>> start Extracted data

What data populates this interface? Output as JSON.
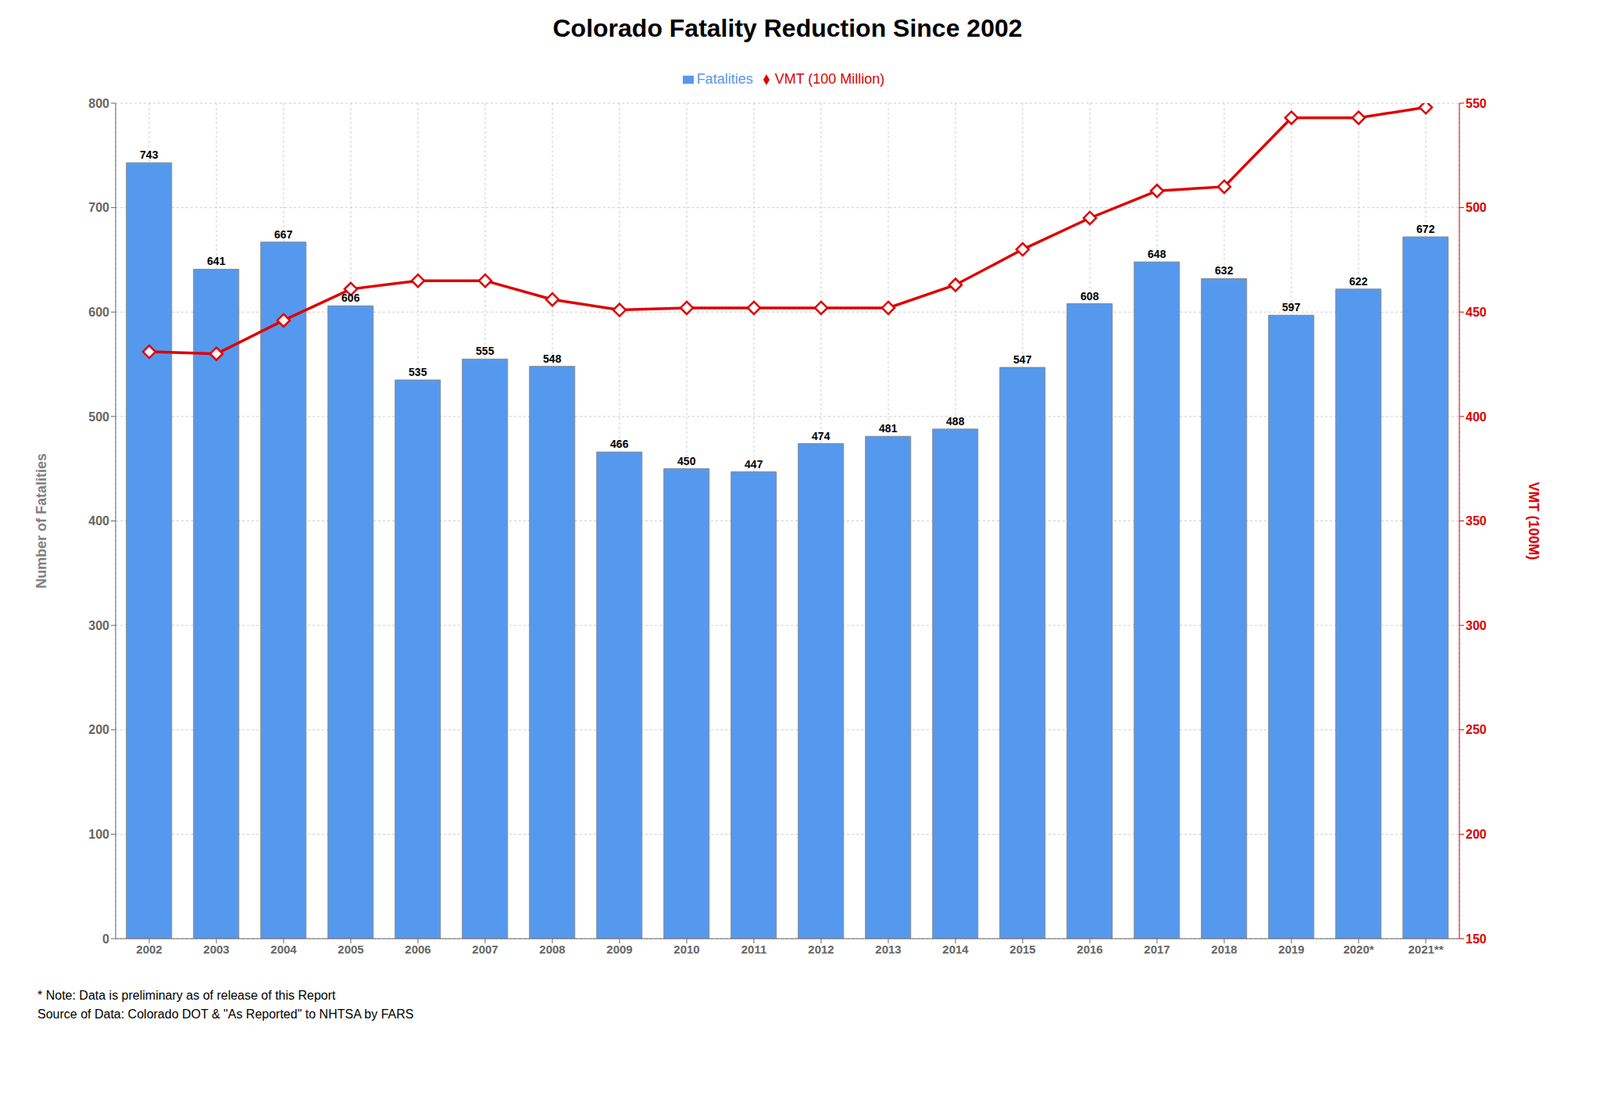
{
  "chart_data": {
    "type": "bar",
    "title": "Colorado Fatality Reduction Since 2002",
    "categories": [
      "2002",
      "2003",
      "2004",
      "2005",
      "2006",
      "2007",
      "2008",
      "2009",
      "2010",
      "2011",
      "2012",
      "2013",
      "2014",
      "2015",
      "2016",
      "2017",
      "2018",
      "2019",
      "2020*",
      "2021**"
    ],
    "series": [
      {
        "name": "Fatalities",
        "type": "bar",
        "color": "#5599ee",
        "data_labels": true,
        "values": [
          743,
          641,
          667,
          606,
          535,
          555,
          548,
          466,
          450,
          447,
          474,
          481,
          488,
          547,
          608,
          648,
          632,
          597,
          622,
          672
        ]
      },
      {
        "name": "VMT (100 Million)",
        "type": "line",
        "axis": "y2",
        "color": "#dd0000",
        "marker": "diamond",
        "values": [
          431,
          430,
          446,
          461,
          465,
          465,
          456,
          451,
          452,
          452,
          452,
          452,
          463,
          480,
          495,
          508,
          510,
          543,
          543,
          548
        ]
      }
    ],
    "ylabel": "Number of Fatalities",
    "y2label": "VMT (100M)",
    "ylim": [
      0,
      800
    ],
    "yticks": [
      0,
      100,
      200,
      300,
      400,
      500,
      600,
      700,
      800
    ],
    "y2lim": [
      150,
      550
    ],
    "y2ticks": [
      150,
      200,
      250,
      300,
      350,
      400,
      450,
      500,
      550
    ],
    "grid": true,
    "legend": "top",
    "annotations": [
      "* Note: Data is preliminary as of release of this Report",
      "Source of Data: Colorado DOT & \"As Reported\" to NHTSA by FARS"
    ]
  }
}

>> end Extracted data

Give all the lines above again, character for character, without pictures.

## Task response:
What data populates this interface? Output as JSON.
{
  "chart_data": {
    "type": "bar",
    "title": "Colorado Fatality Reduction Since 2002",
    "categories": [
      "2002",
      "2003",
      "2004",
      "2005",
      "2006",
      "2007",
      "2008",
      "2009",
      "2010",
      "2011",
      "2012",
      "2013",
      "2014",
      "2015",
      "2016",
      "2017",
      "2018",
      "2019",
      "2020*",
      "2021**"
    ],
    "series": [
      {
        "name": "Fatalities",
        "type": "bar",
        "color": "#5599ee",
        "data_labels": true,
        "values": [
          743,
          641,
          667,
          606,
          535,
          555,
          548,
          466,
          450,
          447,
          474,
          481,
          488,
          547,
          608,
          648,
          632,
          597,
          622,
          672
        ]
      },
      {
        "name": "VMT (100 Million)",
        "type": "line",
        "axis": "y2",
        "color": "#dd0000",
        "marker": "diamond",
        "values": [
          431,
          430,
          446,
          461,
          465,
          465,
          456,
          451,
          452,
          452,
          452,
          452,
          463,
          480,
          495,
          508,
          510,
          543,
          543,
          548
        ]
      }
    ],
    "ylabel": "Number of Fatalities",
    "y2label": "VMT (100M)",
    "ylim": [
      0,
      800
    ],
    "yticks": [
      0,
      100,
      200,
      300,
      400,
      500,
      600,
      700,
      800
    ],
    "y2lim": [
      150,
      550
    ],
    "y2ticks": [
      150,
      200,
      250,
      300,
      350,
      400,
      450,
      500,
      550
    ],
    "grid": true,
    "legend": "top",
    "annotations": [
      "* Note: Data is preliminary as of release of this Report",
      "Source of Data: Colorado DOT & \"As Reported\" to NHTSA by FARS"
    ]
  }
}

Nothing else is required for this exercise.